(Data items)
......

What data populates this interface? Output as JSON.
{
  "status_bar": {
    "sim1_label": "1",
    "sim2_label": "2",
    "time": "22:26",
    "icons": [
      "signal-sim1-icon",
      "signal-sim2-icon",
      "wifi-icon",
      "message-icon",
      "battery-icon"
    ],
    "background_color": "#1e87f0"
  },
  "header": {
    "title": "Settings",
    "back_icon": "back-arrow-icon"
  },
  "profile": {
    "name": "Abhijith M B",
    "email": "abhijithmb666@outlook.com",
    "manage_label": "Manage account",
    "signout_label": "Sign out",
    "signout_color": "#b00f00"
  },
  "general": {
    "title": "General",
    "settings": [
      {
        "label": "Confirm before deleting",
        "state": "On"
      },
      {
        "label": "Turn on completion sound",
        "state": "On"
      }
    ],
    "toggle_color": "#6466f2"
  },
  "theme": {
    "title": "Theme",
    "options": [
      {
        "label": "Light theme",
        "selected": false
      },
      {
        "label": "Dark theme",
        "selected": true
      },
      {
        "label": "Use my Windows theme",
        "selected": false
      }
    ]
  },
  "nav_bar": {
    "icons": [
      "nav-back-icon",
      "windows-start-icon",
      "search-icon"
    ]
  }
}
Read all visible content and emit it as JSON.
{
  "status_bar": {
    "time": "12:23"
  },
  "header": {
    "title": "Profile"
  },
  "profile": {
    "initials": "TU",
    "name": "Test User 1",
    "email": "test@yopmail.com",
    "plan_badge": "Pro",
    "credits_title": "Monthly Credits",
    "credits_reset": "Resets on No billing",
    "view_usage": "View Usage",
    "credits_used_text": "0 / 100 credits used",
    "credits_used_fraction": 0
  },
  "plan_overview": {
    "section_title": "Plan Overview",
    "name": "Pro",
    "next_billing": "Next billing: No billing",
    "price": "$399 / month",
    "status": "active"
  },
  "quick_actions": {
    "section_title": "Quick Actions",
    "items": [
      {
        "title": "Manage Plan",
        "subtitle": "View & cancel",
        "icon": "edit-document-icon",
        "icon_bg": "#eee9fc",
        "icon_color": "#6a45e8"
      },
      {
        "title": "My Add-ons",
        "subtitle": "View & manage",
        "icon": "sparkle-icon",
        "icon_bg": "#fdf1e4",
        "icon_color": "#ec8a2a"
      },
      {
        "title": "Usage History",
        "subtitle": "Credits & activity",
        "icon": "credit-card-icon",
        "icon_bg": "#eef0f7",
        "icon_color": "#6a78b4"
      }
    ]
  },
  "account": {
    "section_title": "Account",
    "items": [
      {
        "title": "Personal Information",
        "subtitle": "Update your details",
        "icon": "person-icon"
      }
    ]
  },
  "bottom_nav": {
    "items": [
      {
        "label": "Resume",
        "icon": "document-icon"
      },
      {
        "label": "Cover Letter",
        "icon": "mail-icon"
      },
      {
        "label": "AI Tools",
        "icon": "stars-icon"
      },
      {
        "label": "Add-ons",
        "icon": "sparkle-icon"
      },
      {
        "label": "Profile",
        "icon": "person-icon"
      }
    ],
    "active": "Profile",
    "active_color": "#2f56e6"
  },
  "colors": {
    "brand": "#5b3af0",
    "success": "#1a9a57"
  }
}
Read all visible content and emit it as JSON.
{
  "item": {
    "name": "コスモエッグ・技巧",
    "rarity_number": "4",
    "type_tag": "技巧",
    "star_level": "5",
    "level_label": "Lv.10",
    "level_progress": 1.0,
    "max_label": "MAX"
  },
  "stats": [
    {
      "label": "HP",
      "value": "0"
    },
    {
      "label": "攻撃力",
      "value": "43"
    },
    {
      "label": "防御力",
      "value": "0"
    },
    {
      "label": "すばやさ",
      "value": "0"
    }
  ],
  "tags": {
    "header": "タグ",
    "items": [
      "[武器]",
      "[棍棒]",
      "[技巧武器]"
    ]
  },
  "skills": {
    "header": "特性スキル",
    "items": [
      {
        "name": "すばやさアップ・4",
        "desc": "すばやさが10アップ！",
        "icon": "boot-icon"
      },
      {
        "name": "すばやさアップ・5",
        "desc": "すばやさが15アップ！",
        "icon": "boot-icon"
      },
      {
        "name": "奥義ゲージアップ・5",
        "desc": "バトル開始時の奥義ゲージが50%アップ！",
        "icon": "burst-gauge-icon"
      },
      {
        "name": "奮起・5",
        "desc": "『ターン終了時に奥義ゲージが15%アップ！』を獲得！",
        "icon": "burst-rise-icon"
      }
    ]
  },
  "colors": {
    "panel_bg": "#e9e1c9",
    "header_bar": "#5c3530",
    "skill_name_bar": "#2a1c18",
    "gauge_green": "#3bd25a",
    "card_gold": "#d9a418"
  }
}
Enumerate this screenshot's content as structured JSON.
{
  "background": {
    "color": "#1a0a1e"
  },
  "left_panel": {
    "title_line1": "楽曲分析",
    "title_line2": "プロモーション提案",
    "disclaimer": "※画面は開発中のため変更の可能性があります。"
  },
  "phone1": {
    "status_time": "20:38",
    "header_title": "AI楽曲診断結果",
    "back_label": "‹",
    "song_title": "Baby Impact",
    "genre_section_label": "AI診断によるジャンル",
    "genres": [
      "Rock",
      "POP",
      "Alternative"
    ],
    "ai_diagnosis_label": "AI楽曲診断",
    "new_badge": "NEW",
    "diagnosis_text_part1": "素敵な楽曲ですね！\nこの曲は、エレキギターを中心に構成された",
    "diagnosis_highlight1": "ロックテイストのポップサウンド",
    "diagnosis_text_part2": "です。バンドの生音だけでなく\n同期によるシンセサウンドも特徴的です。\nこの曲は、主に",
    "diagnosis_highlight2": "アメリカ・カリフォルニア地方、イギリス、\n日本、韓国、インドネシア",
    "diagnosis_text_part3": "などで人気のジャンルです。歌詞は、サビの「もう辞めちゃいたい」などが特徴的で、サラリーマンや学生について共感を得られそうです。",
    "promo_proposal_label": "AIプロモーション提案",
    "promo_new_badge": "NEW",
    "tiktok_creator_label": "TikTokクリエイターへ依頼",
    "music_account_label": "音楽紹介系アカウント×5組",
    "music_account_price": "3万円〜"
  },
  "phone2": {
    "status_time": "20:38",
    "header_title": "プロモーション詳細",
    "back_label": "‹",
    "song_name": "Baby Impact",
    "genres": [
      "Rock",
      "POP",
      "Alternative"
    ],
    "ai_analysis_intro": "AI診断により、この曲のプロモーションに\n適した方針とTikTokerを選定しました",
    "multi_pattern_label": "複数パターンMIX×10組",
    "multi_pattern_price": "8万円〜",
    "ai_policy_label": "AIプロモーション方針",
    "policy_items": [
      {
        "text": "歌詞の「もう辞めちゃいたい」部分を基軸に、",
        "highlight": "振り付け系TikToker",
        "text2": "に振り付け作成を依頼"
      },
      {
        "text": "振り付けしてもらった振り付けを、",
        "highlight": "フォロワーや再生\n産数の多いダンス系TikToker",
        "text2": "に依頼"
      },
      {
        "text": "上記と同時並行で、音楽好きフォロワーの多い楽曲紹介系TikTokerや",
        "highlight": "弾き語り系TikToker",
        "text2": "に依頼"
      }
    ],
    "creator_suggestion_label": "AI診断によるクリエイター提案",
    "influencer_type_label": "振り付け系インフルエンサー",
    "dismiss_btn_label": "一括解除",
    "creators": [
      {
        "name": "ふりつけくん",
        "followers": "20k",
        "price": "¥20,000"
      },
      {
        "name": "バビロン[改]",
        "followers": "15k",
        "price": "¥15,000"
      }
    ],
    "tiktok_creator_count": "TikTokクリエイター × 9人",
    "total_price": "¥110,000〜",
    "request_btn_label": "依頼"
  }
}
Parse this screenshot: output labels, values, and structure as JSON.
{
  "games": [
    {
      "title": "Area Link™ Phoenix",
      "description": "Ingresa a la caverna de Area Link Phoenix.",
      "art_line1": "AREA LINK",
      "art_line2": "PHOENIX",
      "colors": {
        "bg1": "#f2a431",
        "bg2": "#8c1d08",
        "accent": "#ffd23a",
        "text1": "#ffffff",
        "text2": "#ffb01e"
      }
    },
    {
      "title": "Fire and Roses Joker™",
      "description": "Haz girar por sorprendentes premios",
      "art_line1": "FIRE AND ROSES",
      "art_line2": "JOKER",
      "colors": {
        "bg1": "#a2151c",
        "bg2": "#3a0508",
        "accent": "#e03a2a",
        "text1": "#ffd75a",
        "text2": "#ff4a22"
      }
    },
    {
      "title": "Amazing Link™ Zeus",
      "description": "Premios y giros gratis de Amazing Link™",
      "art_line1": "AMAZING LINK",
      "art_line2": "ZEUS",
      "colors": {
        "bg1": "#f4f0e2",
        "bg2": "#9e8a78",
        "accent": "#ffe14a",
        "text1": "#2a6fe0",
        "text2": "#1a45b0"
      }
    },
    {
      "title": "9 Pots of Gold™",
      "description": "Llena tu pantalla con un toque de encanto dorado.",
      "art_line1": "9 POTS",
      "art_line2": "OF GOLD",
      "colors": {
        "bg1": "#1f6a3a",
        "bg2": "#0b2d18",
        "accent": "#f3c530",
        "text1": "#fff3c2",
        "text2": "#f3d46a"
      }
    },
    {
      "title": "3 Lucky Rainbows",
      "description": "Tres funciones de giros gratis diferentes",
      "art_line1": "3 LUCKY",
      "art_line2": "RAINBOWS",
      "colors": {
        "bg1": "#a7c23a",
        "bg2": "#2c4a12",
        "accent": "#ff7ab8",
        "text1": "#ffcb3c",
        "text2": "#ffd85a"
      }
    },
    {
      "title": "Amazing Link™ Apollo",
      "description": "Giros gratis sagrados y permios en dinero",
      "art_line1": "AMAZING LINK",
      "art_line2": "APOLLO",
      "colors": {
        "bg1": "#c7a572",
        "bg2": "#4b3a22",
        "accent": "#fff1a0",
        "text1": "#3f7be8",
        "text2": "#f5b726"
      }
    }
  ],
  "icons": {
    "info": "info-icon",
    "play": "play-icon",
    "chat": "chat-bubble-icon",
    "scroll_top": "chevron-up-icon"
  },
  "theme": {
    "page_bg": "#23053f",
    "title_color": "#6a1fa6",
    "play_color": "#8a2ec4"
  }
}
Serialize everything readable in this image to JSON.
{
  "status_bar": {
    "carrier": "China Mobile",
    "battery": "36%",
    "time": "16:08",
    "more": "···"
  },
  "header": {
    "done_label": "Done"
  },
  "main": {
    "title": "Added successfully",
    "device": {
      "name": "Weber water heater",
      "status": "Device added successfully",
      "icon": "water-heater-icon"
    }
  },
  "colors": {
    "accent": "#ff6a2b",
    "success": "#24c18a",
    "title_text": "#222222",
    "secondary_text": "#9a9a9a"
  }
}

......

(Exercise requirements) Give back exactly the lines running from the line containing "Serialize everything readable" through the end of the material above, both included, and nothing beyond them.

(Task output)
Serialize everything readable in this image to JSON.
{
  "status_bar": {
    "carrier": "China Mobile",
    "battery": "36%",
    "time": "16:08",
    "more": "···"
  },
  "header": {
    "done_label": "Done"
  },
  "main": {
    "title": "Added successfully",
    "device": {
      "name": "Weber water heater",
      "status": "Device added successfully",
      "icon": "water-heater-icon"
    }
  },
  "colors": {
    "accent": "#ff6a2b",
    "success": "#24c18a",
    "title_text": "#222222",
    "secondary_text": "#9a9a9a"
  }
}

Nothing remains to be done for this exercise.